Extracted data entries —
"""
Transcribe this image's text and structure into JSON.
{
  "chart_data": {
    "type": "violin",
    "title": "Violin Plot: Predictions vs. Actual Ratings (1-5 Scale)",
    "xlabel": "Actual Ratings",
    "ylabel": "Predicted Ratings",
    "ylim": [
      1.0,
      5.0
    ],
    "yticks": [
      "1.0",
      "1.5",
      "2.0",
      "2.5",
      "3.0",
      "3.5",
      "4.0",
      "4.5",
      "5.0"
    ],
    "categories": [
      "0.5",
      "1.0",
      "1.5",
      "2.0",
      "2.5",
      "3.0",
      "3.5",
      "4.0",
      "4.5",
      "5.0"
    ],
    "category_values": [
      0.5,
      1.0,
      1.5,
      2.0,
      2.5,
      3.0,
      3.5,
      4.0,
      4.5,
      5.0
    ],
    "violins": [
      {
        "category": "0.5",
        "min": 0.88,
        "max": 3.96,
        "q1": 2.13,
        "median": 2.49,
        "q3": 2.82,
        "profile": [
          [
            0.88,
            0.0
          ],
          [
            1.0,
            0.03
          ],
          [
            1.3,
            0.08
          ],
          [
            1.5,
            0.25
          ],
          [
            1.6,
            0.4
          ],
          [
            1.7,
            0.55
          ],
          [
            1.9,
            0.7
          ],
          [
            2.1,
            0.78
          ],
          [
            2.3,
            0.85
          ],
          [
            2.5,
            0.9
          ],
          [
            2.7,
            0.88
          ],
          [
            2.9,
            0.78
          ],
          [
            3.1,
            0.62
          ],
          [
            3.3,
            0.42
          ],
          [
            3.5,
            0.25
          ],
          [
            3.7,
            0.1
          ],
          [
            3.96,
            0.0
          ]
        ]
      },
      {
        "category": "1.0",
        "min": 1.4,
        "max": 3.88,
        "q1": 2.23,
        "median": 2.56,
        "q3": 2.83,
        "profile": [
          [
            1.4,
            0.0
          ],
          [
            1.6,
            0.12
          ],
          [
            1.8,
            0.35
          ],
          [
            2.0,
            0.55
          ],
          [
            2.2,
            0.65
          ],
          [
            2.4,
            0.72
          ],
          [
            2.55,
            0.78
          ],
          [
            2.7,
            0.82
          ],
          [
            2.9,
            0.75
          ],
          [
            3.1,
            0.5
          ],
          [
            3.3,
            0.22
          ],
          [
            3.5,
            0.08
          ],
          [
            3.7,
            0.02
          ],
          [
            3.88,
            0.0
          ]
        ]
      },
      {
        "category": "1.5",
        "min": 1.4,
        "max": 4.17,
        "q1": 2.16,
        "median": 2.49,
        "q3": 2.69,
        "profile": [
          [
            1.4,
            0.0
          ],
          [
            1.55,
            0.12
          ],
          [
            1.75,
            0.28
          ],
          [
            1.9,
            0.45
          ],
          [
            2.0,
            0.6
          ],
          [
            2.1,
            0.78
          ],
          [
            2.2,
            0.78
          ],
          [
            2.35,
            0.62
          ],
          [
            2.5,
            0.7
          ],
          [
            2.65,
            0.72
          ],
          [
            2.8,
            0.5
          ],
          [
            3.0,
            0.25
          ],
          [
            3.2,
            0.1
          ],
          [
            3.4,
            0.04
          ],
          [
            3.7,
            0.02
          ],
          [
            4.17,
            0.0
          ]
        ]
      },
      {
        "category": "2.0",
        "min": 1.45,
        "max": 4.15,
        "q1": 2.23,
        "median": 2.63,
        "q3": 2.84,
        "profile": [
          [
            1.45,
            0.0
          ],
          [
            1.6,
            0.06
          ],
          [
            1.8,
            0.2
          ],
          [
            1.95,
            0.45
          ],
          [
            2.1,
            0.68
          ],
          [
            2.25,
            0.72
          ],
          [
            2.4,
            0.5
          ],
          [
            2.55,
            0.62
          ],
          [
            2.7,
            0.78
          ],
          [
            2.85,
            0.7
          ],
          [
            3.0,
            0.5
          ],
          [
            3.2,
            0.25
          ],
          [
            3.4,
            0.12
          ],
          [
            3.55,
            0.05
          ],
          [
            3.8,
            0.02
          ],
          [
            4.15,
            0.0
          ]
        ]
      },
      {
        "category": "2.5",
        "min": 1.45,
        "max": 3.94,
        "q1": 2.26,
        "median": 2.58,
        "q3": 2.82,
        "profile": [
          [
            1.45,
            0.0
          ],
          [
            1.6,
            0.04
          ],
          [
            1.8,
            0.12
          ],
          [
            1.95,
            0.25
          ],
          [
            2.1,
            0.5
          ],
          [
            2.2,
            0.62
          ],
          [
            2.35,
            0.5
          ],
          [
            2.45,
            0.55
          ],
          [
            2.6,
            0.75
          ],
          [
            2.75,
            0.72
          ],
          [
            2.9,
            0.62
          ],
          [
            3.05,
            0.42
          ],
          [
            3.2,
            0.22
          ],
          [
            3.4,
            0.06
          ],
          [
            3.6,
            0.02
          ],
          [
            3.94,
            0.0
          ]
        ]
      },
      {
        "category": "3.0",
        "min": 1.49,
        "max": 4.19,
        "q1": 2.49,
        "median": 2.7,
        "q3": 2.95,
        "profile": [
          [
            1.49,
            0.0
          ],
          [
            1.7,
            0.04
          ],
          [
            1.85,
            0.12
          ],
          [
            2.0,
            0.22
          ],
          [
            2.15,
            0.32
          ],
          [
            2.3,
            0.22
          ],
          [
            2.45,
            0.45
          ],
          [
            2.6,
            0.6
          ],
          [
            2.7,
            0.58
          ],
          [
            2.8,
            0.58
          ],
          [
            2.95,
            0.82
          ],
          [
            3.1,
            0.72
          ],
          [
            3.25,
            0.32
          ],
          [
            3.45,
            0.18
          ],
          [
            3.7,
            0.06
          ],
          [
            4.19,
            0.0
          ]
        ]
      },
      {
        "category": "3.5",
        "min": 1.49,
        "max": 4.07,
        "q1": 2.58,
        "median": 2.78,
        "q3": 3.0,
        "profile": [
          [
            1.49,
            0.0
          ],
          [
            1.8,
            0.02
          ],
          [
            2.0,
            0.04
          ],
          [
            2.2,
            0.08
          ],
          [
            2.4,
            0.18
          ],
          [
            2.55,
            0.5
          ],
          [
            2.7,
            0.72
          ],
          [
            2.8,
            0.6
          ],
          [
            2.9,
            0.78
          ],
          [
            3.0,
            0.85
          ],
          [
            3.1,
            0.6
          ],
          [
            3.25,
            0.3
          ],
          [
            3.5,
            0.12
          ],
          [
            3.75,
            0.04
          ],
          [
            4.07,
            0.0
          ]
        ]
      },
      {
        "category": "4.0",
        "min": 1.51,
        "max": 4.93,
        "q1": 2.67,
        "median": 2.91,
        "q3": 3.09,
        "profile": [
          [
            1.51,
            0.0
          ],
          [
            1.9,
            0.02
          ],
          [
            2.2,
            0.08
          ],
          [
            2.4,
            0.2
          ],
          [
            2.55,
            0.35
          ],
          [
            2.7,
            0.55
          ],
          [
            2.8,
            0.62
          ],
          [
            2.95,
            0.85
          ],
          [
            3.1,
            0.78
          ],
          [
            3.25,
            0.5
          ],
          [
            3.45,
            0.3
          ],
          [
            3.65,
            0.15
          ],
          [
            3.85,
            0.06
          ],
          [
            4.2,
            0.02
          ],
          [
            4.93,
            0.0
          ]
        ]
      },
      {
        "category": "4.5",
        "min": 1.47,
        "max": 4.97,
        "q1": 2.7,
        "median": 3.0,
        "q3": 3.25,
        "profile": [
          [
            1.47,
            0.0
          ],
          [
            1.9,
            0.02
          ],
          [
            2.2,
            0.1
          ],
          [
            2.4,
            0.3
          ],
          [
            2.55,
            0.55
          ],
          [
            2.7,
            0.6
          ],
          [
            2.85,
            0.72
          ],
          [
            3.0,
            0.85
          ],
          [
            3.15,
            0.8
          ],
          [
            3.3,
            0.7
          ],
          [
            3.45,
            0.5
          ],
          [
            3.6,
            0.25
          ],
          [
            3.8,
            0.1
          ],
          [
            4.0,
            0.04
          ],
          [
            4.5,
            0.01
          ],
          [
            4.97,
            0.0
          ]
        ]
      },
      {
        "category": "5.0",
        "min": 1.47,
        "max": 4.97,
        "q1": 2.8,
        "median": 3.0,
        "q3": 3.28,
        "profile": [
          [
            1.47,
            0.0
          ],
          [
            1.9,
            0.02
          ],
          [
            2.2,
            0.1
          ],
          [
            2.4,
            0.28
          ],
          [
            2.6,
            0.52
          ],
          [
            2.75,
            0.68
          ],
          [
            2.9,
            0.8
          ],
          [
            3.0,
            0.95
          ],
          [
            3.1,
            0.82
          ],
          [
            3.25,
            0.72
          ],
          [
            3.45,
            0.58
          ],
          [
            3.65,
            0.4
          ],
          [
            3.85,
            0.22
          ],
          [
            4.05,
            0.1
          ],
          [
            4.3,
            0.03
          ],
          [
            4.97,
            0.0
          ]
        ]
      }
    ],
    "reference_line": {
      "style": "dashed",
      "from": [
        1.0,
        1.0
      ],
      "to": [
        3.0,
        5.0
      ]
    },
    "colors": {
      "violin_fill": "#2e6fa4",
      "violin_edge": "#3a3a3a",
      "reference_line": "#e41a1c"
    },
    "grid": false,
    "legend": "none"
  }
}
"""
Your objective — Pull out every line holding "median" from the records above, and copy it.

Answer to the problem —
        "median": 2.49,
        "median": 2.56,
        "median": 2.49,
        "median": 2.63,
        "median": 2.58,
        "median": 2.7,
        "median": 2.78,
        "median": 2.91,
        "median": 3.0,
        "median": 3.0,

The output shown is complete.